[Dataset records]
· · ·

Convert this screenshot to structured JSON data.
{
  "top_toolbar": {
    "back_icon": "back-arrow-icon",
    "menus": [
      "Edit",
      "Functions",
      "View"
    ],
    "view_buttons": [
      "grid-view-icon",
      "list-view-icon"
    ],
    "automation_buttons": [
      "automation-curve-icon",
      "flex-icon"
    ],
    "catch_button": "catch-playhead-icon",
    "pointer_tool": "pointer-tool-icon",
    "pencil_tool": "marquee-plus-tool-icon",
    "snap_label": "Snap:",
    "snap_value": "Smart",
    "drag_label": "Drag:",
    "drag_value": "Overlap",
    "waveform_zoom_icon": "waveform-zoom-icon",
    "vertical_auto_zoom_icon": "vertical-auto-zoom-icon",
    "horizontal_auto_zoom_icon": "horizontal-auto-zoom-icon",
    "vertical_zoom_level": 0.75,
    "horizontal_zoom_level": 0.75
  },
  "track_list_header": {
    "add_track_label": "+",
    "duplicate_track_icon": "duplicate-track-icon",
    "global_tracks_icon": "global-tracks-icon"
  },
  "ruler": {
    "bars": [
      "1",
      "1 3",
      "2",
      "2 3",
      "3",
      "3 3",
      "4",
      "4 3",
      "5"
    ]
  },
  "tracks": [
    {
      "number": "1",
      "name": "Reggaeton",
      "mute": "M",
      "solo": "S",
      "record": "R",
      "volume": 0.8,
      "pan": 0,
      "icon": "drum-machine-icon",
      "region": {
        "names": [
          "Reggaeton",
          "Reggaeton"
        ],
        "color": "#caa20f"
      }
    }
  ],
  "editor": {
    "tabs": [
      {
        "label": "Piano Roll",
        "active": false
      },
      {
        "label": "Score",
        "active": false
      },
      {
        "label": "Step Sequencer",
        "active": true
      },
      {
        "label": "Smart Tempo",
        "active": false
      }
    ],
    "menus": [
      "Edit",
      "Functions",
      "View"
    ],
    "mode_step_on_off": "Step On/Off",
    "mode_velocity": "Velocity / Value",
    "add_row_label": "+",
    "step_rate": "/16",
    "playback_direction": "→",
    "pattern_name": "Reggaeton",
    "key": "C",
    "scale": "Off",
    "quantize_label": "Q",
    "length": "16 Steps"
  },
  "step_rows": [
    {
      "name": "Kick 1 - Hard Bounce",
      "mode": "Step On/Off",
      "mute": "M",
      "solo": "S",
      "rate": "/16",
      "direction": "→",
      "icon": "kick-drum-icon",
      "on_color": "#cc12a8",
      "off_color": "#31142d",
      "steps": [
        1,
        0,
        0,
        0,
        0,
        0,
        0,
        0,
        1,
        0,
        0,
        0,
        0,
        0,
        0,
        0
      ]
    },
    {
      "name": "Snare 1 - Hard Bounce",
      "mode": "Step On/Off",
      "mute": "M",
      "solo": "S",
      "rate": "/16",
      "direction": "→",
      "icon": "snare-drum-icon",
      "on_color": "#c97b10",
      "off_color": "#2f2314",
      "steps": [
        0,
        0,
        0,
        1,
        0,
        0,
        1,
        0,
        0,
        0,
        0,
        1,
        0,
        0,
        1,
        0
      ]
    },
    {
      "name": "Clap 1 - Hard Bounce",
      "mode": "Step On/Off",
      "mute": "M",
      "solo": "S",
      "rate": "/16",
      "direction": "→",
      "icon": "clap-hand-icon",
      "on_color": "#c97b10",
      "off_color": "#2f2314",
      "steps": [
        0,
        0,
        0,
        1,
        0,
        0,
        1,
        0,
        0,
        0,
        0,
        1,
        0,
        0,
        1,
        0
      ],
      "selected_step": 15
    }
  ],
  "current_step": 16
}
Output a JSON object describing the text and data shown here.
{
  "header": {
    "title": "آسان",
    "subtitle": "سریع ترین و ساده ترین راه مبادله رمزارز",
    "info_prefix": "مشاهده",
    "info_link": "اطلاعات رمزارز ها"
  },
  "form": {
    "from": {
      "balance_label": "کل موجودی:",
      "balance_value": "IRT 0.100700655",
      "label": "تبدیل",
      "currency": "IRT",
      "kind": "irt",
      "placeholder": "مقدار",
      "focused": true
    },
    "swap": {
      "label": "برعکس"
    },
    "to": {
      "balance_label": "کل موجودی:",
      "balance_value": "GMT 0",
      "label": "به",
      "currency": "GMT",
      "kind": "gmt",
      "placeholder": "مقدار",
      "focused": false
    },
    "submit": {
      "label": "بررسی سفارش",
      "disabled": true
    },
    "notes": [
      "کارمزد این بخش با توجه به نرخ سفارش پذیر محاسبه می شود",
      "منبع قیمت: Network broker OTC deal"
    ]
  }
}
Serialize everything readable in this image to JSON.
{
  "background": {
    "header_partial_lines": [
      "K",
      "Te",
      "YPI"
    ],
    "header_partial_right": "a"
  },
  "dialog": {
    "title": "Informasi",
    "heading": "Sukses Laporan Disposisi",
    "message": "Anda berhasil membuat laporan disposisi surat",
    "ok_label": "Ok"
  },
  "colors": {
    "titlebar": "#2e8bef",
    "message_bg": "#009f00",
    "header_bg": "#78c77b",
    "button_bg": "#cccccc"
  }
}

· · ·

**Direction**: Pick out each line in the material containing "رمزارز".

**Finished answer**:
    "subtitle": "سریع ترین و ساده ترین راه مبادله رمزارز",
    "info_link": "اطلاعات رمزارز ها"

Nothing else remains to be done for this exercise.